[start]

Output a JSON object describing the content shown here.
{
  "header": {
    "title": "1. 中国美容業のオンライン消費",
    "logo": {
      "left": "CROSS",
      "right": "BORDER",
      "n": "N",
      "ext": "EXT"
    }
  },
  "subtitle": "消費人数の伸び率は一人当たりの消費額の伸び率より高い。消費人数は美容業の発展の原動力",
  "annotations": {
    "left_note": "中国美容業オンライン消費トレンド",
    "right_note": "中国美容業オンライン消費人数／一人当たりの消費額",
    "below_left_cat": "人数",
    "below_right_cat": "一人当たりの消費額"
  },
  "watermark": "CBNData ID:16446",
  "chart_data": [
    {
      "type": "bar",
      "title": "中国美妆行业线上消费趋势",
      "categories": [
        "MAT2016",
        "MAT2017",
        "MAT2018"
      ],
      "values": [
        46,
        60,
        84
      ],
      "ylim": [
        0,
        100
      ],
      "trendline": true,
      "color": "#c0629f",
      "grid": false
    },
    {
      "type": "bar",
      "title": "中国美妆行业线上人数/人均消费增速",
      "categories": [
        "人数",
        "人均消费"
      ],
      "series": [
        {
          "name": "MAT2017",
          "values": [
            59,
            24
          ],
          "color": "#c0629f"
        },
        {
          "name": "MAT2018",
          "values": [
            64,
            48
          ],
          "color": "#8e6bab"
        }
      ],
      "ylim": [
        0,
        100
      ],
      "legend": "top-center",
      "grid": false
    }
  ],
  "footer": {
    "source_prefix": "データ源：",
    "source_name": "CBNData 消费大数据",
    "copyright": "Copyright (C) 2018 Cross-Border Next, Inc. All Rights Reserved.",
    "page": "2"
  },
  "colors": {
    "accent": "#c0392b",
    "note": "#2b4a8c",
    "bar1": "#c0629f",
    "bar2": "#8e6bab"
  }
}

[end]

WORK INSTRUCTIONS
Write out the records shown above, exactly as they appear.

RESPONSE TO THE TASK
Output a JSON object describing the content shown here.
{
  "header": {
    "title": "1. 中国美容業のオンライン消費",
    "logo": {
      "left": "CROSS",
      "right": "BORDER",
      "n": "N",
      "ext": "EXT"
    }
  },
  "subtitle": "消費人数の伸び率は一人当たりの消費額の伸び率より高い。消費人数は美容業の発展の原動力",
  "annotations": {
    "left_note": "中国美容業オンライン消費トレンド",
    "right_note": "中国美容業オンライン消費人数／一人当たりの消費額",
    "below_left_cat": "人数",
    "below_right_cat": "一人当たりの消費額"
  },
  "watermark": "CBNData ID:16446",
  "chart_data": [
    {
      "type": "bar",
      "title": "中国美妆行业线上消费趋势",
      "categories": [
        "MAT2016",
        "MAT2017",
        "MAT2018"
      ],
      "values": [
        46,
        60,
        84
      ],
      "ylim": [
        0,
        100
      ],
      "trendline": true,
      "color": "#c0629f",
      "grid": false
    },
    {
      "type": "bar",
      "title": "中国美妆行业线上人数/人均消费增速",
      "categories": [
        "人数",
        "人均消费"
      ],
      "series": [
        {
          "name": "MAT2017",
          "values": [
            59,
            24
          ],
          "color": "#c0629f"
        },
        {
          "name": "MAT2018",
          "values": [
            64,
            48
          ],
          "color": "#8e6bab"
        }
      ],
      "ylim": [
        0,
        100
      ],
      "legend": "top-center",
      "grid": false
    }
  ],
  "footer": {
    "source_prefix": "データ源：",
    "source_name": "CBNData 消费大数据",
    "copyright": "Copyright (C) 2018 Cross-Border Next, Inc. All Rights Reserved.",
    "page": "2"
  },
  "colors": {
    "accent": "#c0392b",
    "note": "#2b4a8c",
    "bar1": "#c0629f",
    "bar2": "#8e6bab"
  }
}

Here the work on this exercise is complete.